WRITTEN EXERCISE: Below is a block of records. Copy every line in it that contains the word "avis".

EXTRACTED INFORMATION:
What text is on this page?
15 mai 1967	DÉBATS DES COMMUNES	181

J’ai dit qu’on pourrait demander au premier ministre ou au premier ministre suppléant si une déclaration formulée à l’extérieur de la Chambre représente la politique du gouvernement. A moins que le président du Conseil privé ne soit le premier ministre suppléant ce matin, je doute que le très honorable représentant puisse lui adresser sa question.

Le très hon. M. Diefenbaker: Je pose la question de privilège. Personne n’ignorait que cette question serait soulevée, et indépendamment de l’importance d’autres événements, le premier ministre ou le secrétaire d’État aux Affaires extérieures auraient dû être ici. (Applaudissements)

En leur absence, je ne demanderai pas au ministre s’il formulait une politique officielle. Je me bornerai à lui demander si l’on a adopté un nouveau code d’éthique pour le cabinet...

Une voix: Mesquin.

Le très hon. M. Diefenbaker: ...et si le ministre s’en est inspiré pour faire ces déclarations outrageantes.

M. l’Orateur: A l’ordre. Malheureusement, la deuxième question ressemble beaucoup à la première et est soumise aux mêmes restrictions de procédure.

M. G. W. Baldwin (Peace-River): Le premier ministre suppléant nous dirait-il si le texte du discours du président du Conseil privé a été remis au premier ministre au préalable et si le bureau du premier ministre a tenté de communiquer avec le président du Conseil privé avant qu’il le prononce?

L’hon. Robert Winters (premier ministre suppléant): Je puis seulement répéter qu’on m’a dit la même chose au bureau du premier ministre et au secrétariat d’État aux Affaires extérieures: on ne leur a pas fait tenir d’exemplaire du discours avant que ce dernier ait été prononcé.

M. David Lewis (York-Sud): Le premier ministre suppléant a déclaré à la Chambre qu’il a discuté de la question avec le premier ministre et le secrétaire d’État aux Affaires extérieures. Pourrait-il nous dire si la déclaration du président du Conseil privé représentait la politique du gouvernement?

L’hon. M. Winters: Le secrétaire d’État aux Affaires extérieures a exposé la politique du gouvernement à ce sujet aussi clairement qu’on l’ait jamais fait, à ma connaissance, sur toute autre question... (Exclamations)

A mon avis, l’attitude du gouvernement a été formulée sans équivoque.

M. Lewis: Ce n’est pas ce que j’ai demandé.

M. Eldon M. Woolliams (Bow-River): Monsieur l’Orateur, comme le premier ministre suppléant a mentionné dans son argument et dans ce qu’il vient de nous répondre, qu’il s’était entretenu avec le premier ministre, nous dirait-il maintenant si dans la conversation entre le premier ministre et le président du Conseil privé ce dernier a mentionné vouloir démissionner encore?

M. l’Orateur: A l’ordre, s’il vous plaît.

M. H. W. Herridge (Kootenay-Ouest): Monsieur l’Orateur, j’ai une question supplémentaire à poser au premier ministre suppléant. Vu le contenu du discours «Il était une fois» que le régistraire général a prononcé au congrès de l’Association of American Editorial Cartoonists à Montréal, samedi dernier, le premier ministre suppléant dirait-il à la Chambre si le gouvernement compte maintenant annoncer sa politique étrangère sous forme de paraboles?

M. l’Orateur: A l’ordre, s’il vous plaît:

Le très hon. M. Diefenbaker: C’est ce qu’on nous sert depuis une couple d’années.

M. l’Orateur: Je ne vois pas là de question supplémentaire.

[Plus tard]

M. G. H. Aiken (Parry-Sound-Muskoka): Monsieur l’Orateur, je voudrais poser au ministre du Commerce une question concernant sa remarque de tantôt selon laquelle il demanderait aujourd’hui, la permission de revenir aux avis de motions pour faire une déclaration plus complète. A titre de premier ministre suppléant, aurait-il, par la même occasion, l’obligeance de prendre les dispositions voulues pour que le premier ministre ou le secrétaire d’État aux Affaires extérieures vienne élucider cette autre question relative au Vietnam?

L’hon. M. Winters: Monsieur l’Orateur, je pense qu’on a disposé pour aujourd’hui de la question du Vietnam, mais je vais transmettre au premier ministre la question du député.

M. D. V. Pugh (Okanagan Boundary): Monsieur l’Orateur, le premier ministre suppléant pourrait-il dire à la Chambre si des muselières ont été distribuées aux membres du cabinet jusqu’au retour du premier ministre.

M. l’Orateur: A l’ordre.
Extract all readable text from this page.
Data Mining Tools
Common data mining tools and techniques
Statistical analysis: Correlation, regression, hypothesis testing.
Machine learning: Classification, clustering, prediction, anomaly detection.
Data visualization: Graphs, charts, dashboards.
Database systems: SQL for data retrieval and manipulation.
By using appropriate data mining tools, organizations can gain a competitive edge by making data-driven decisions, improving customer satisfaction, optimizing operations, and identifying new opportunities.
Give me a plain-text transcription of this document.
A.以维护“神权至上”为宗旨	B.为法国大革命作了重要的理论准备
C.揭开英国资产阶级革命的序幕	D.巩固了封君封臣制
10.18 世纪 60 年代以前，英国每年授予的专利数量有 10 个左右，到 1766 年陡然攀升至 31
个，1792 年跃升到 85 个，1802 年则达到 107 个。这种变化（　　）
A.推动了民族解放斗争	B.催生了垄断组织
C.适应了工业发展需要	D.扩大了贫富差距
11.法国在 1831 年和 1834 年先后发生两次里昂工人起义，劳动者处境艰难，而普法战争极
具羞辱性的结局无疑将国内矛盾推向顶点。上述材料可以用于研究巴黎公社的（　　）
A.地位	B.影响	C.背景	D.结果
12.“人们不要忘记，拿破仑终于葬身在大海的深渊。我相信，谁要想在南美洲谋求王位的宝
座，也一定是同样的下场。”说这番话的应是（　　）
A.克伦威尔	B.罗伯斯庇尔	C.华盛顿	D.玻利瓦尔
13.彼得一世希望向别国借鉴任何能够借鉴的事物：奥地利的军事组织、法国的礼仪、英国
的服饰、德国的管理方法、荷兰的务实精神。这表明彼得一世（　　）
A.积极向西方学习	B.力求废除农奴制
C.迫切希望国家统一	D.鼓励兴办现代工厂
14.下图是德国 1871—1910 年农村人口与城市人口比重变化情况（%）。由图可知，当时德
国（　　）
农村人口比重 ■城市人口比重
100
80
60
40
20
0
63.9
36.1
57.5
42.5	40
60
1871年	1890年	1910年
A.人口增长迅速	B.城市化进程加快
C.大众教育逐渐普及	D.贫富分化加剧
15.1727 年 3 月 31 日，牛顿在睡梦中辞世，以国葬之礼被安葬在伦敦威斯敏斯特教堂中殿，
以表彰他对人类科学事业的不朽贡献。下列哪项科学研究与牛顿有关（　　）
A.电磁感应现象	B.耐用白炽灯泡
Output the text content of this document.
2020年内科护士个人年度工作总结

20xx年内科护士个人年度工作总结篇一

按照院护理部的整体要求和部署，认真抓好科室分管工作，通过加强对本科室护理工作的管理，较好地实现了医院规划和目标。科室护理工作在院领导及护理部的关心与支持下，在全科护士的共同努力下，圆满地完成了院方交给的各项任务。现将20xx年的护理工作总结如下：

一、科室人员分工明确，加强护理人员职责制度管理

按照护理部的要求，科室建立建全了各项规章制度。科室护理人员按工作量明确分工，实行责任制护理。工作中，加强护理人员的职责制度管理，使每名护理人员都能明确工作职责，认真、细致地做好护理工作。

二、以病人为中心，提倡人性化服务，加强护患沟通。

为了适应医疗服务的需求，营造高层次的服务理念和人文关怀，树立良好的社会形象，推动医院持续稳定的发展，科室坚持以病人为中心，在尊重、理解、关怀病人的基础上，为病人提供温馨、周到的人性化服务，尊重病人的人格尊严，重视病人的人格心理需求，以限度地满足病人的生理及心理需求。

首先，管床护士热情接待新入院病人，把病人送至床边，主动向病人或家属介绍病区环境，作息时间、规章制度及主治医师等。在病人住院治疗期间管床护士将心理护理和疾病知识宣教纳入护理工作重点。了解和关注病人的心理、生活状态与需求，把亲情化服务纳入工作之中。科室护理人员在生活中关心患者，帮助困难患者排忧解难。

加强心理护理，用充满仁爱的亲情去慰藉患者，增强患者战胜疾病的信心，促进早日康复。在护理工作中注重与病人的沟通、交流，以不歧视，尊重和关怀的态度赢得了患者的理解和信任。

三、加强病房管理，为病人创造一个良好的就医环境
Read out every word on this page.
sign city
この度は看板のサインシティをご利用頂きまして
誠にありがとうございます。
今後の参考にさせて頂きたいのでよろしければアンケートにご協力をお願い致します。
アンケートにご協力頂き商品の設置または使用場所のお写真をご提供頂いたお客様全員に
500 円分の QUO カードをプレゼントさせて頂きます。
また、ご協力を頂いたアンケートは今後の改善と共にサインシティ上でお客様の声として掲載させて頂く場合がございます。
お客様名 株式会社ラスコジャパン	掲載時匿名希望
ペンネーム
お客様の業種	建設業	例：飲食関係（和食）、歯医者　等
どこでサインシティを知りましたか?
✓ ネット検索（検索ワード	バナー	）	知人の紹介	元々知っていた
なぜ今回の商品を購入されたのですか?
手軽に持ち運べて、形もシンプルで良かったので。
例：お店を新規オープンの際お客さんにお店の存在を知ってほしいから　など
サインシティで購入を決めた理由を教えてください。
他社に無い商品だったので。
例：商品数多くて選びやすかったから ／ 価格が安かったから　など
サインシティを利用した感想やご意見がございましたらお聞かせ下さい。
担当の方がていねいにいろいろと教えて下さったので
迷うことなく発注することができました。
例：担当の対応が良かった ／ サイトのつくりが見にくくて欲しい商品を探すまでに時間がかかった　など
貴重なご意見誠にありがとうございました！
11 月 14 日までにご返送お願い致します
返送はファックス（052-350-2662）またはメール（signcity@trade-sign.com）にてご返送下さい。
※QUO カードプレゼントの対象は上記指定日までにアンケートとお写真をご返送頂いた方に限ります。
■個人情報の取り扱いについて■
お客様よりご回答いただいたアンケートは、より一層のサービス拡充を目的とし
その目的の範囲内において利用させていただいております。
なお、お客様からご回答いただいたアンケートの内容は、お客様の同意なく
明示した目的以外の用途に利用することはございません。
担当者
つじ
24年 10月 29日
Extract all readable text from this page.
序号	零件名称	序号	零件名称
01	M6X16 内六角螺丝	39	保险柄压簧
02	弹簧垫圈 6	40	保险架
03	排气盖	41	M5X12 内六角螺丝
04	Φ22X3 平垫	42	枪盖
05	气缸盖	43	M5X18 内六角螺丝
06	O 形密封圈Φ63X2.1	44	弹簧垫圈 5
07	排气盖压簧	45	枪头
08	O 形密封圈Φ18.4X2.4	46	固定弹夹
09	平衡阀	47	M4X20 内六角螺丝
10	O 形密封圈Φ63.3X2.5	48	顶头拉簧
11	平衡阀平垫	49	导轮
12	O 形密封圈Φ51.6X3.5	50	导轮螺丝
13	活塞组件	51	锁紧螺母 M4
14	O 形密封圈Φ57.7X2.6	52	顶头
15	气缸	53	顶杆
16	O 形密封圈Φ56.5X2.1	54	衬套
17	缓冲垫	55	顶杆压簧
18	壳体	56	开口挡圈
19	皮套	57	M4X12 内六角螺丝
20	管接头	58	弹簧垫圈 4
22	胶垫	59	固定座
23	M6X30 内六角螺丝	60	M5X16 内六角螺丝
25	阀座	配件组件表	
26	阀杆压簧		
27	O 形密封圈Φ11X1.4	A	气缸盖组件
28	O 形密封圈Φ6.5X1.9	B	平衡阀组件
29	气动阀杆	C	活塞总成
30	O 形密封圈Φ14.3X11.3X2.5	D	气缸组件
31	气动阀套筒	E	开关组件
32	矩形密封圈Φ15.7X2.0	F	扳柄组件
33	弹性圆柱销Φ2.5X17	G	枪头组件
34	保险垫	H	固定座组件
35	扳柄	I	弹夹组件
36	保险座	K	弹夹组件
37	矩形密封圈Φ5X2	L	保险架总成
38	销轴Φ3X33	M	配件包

EXERCISE RESPONSE:
A mon avis, l’attitude du gouvernement a été formulée sans équivoque.
M. G. H. Aiken (Parry-Sound-Muskoka): Monsieur l’Orateur, je voudrais poser au ministre du Commerce une question concernant sa remarque de tantôt selon laquelle il demanderait aujourd’hui, la permission de revenir aux avis de motions pour faire une déclaration plus complète. A titre de premier ministre suppléant, aurait-il, par la même occasion, l’obligeance de prendre les dispositions voulues pour que le premier ministre ou le secrétaire d’État aux Affaires extérieures vienne élucider cette autre question relative au Vietnam?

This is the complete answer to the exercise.